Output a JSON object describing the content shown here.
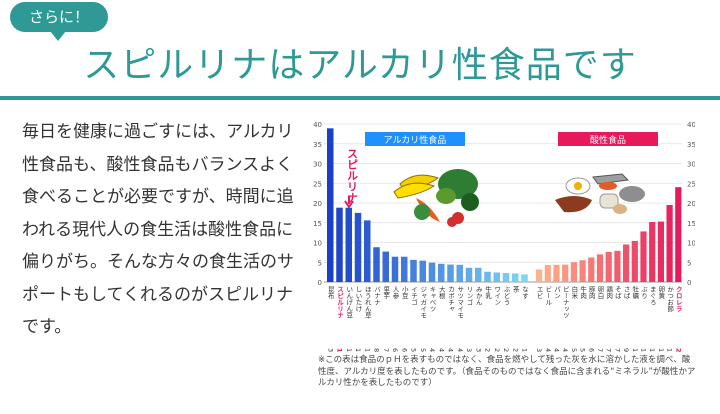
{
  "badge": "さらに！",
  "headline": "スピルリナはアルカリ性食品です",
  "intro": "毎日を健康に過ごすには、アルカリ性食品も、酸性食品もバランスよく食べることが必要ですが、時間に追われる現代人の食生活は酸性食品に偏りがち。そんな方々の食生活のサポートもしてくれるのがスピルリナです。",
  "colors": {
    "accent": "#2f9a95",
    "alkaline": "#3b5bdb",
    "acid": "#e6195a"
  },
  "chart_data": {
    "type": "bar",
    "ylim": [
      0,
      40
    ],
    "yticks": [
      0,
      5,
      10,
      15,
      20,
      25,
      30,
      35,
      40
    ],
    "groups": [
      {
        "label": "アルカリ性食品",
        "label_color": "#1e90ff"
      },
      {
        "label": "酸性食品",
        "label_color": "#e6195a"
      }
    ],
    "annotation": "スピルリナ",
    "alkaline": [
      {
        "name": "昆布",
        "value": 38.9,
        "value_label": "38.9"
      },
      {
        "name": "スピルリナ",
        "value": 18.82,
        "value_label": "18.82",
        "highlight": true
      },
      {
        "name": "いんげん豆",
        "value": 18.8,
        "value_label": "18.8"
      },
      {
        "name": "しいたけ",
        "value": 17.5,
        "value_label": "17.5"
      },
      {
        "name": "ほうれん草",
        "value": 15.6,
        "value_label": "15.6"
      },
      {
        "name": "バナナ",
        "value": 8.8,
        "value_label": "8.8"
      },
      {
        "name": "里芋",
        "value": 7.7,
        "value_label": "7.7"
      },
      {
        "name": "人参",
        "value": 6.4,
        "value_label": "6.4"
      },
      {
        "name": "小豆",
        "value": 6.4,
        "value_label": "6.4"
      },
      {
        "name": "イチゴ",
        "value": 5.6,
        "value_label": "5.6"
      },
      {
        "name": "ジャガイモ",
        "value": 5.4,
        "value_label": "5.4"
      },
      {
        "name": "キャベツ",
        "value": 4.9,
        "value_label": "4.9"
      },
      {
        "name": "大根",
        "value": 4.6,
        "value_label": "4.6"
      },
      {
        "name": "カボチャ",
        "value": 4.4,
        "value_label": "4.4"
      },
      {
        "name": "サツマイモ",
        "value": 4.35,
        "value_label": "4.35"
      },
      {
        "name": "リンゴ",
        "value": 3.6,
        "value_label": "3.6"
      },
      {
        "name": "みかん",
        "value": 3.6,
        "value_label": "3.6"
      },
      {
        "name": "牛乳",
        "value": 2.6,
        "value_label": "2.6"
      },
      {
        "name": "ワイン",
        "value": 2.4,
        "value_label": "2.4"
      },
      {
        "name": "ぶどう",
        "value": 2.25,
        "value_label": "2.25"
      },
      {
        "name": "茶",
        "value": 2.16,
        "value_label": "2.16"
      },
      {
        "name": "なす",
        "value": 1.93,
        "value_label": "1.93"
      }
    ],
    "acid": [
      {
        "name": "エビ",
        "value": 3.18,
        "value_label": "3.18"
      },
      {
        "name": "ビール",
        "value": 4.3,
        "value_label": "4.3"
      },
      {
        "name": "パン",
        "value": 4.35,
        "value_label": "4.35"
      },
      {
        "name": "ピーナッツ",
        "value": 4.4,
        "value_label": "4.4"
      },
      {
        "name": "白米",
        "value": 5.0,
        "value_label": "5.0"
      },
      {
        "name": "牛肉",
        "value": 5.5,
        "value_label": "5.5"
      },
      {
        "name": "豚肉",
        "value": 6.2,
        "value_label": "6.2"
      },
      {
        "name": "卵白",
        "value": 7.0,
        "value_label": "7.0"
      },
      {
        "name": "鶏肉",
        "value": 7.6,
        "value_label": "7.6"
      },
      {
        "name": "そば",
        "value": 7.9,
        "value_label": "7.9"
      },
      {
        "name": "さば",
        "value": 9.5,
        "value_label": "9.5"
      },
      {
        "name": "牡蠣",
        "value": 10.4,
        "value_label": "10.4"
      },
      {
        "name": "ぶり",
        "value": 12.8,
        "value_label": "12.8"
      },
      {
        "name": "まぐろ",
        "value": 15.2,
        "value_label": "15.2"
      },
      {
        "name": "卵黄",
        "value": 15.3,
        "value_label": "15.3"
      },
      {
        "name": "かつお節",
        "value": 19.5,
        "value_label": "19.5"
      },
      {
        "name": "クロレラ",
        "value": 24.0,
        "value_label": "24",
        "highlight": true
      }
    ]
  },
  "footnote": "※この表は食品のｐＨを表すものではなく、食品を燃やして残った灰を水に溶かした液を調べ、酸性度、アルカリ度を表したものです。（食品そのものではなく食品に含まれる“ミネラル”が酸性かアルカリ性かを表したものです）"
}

Exercise instructions -
In your copy, repeat each record exactly and include no pictures.

Completed exercise -
Output a JSON object describing the content shown here.
{
  "badge": "さらに！",
  "headline": "スピルリナはアルカリ性食品です",
  "intro": "毎日を健康に過ごすには、アルカリ性食品も、酸性食品もバランスよく食べることが必要ですが、時間に追われる現代人の食生活は酸性食品に偏りがち。そんな方々の食生活のサポートもしてくれるのがスピルリナです。",
  "colors": {
    "accent": "#2f9a95",
    "alkaline": "#3b5bdb",
    "acid": "#e6195a"
  },
  "chart_data": {
    "type": "bar",
    "ylim": [
      0,
      40
    ],
    "yticks": [
      0,
      5,
      10,
      15,
      20,
      25,
      30,
      35,
      40
    ],
    "groups": [
      {
        "label": "アルカリ性食品",
        "label_color": "#1e90ff"
      },
      {
        "label": "酸性食品",
        "label_color": "#e6195a"
      }
    ],
    "annotation": "スピルリナ",
    "alkaline": [
      {
        "name": "昆布",
        "value": 38.9,
        "value_label": "38.9"
      },
      {
        "name": "スピルリナ",
        "value": 18.82,
        "value_label": "18.82",
        "highlight": true
      },
      {
        "name": "いんげん豆",
        "value": 18.8,
        "value_label": "18.8"
      },
      {
        "name": "しいたけ",
        "value": 17.5,
        "value_label": "17.5"
      },
      {
        "name": "ほうれん草",
        "value": 15.6,
        "value_label": "15.6"
      },
      {
        "name": "バナナ",
        "value": 8.8,
        "value_label": "8.8"
      },
      {
        "name": "里芋",
        "value": 7.7,
        "value_label": "7.7"
      },
      {
        "name": "人参",
        "value": 6.4,
        "value_label": "6.4"
      },
      {
        "name": "小豆",
        "value": 6.4,
        "value_label": "6.4"
      },
      {
        "name": "イチゴ",
        "value": 5.6,
        "value_label": "5.6"
      },
      {
        "name": "ジャガイモ",
        "value": 5.4,
        "value_label": "5.4"
      },
      {
        "name": "キャベツ",
        "value": 4.9,
        "value_label": "4.9"
      },
      {
        "name": "大根",
        "value": 4.6,
        "value_label": "4.6"
      },
      {
        "name": "カボチャ",
        "value": 4.4,
        "value_label": "4.4"
      },
      {
        "name": "サツマイモ",
        "value": 4.35,
        "value_label": "4.35"
      },
      {
        "name": "リンゴ",
        "value": 3.6,
        "value_label": "3.6"
      },
      {
        "name": "みかん",
        "value": 3.6,
        "value_label": "3.6"
      },
      {
        "name": "牛乳",
        "value": 2.6,
        "value_label": "2.6"
      },
      {
        "name": "ワイン",
        "value": 2.4,
        "value_label": "2.4"
      },
      {
        "name": "ぶどう",
        "value": 2.25,
        "value_label": "2.25"
      },
      {
        "name": "茶",
        "value": 2.16,
        "value_label": "2.16"
      },
      {
        "name": "なす",
        "value": 1.93,
        "value_label": "1.93"
      }
    ],
    "acid": [
      {
        "name": "エビ",
        "value": 3.18,
        "value_label": "3.18"
      },
      {
        "name": "ビール",
        "value": 4.3,
        "value_label": "4.3"
      },
      {
        "name": "パン",
        "value": 4.35,
        "value_label": "4.35"
      },
      {
        "name": "ピーナッツ",
        "value": 4.4,
        "value_label": "4.4"
      },
      {
        "name": "白米",
        "value": 5.0,
        "value_label": "5.0"
      },
      {
        "name": "牛肉",
        "value": 5.5,
        "value_label": "5.5"
      },
      {
        "name": "豚肉",
        "value": 6.2,
        "value_label": "6.2"
      },
      {
        "name": "卵白",
        "value": 7.0,
        "value_label": "7.0"
      },
      {
        "name": "鶏肉",
        "value": 7.6,
        "value_label": "7.6"
      },
      {
        "name": "そば",
        "value": 7.9,
        "value_label": "7.9"
      },
      {
        "name": "さば",
        "value": 9.5,
        "value_label": "9.5"
      },
      {
        "name": "牡蠣",
        "value": 10.4,
        "value_label": "10.4"
      },
      {
        "name": "ぶり",
        "value": 12.8,
        "value_label": "12.8"
      },
      {
        "name": "まぐろ",
        "value": 15.2,
        "value_label": "15.2"
      },
      {
        "name": "卵黄",
        "value": 15.3,
        "value_label": "15.3"
      },
      {
        "name": "かつお節",
        "value": 19.5,
        "value_label": "19.5"
      },
      {
        "name": "クロレラ",
        "value": 24.0,
        "value_label": "24",
        "highlight": true
      }
    ]
  },
  "footnote": "※この表は食品のｐＨを表すものではなく、食品を燃やして残った灰を水に溶かした液を調べ、酸性度、アルカリ度を表したものです。（食品そのものではなく食品に含まれる“ミネラル”が酸性かアルカリ性かを表したものです）"
}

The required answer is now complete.